# Exercise requirements
In the entries below, find every line holding the string "legend" and collect it.

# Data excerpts
******
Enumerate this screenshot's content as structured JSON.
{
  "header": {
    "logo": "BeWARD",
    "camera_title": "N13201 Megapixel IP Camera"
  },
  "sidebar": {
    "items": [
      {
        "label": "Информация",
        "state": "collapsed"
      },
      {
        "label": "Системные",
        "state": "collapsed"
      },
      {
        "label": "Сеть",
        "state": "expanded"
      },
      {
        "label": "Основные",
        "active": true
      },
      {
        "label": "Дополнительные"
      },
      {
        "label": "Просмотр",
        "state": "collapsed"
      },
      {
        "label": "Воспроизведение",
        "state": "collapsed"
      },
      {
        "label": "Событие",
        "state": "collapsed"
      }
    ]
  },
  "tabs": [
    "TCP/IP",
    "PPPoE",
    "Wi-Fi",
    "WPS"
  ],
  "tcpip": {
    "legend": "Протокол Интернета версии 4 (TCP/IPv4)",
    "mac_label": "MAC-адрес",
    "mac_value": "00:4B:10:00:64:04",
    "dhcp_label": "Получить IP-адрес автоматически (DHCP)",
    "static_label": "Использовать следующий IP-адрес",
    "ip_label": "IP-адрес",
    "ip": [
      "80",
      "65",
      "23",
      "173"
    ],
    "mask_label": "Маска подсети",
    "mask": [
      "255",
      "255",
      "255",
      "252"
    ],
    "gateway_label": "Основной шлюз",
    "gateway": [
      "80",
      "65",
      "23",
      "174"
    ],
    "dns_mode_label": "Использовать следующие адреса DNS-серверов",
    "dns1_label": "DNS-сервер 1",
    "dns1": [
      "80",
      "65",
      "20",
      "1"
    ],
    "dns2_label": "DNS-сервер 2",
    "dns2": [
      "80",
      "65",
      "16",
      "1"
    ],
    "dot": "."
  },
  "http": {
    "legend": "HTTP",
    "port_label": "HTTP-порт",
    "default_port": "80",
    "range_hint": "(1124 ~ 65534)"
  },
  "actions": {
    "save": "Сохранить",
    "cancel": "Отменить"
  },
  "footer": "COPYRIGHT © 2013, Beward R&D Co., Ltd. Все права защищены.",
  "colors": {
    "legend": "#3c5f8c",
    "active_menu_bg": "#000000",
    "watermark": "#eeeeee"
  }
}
******
# Full response
    "legend": "Протокол Интернета версии 4 (TCP/IPv4)",
    "legend": "HTTP",
    "legend": "#3c5f8c",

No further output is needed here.